Written task: Print every entry exactly as written.

(Entries with figure data)

────────────────────

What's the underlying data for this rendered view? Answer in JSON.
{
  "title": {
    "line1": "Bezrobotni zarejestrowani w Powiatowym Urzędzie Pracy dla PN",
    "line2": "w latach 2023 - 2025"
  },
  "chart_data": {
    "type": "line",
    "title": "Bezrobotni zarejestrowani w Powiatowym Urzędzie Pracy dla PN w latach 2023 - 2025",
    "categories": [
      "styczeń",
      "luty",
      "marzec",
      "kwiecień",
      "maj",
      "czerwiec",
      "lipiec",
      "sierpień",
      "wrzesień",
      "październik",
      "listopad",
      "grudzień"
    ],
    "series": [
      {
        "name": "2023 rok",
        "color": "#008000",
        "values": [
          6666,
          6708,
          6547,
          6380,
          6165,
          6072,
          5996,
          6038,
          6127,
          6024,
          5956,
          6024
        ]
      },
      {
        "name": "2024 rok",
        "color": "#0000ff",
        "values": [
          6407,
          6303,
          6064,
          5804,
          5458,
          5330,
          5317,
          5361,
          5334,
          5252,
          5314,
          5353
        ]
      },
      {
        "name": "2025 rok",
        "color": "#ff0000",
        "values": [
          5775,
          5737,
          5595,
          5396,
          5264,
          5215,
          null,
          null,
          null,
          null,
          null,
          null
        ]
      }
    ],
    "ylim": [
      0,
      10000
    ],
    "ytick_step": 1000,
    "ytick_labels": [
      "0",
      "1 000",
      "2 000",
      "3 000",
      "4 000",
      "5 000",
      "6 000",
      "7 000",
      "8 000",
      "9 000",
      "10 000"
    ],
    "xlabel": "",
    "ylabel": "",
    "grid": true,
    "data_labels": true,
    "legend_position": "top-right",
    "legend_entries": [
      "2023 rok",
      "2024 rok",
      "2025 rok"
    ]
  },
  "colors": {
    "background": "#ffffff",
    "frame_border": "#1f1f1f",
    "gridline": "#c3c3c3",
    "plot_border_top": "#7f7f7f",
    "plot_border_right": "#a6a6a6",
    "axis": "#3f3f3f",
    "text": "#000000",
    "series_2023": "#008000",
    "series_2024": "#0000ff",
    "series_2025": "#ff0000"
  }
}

────────────────────

Finished task:
What's the underlying data for this rendered view? Answer in JSON.
{
  "title": {
    "line1": "Bezrobotni zarejestrowani w Powiatowym Urzędzie Pracy dla PN",
    "line2": "w latach 2023 - 2025"
  },
  "chart_data": {
    "type": "line",
    "title": "Bezrobotni zarejestrowani w Powiatowym Urzędzie Pracy dla PN w latach 2023 - 2025",
    "categories": [
      "styczeń",
      "luty",
      "marzec",
      "kwiecień",
      "maj",
      "czerwiec",
      "lipiec",
      "sierpień",
      "wrzesień",
      "październik",
      "listopad",
      "grudzień"
    ],
    "series": [
      {
        "name": "2023 rok",
        "color": "#008000",
        "values": [
          6666,
          6708,
          6547,
          6380,
          6165,
          6072,
          5996,
          6038,
          6127,
          6024,
          5956,
          6024
        ]
      },
      {
        "name": "2024 rok",
        "color": "#0000ff",
        "values": [
          6407,
          6303,
          6064,
          5804,
          5458,
          5330,
          5317,
          5361,
          5334,
          5252,
          5314,
          5353
        ]
      },
      {
        "name": "2025 rok",
        "color": "#ff0000",
        "values": [
          5775,
          5737,
          5595,
          5396,
          5264,
          5215,
          null,
          null,
          null,
          null,
          null,
          null
        ]
      }
    ],
    "ylim": [
      0,
      10000
    ],
    "ytick_step": 1000,
    "ytick_labels": [
      "0",
      "1 000",
      "2 000",
      "3 000",
      "4 000",
      "5 000",
      "6 000",
      "7 000",
      "8 000",
      "9 000",
      "10 000"
    ],
    "xlabel": "",
    "ylabel": "",
    "grid": true,
    "data_labels": true,
    "legend_position": "top-right",
    "legend_entries": [
      "2023 rok",
      "2024 rok",
      "2025 rok"
    ]
  },
  "colors": {
    "background": "#ffffff",
    "frame_border": "#1f1f1f",
    "gridline": "#c3c3c3",
    "plot_border_top": "#7f7f7f",
    "plot_border_right": "#a6a6a6",
    "axis": "#3f3f3f",
    "text": "#000000",
    "series_2023": "#008000",
    "series_2024": "#0000ff",
    "series_2025": "#ff0000"
  }
}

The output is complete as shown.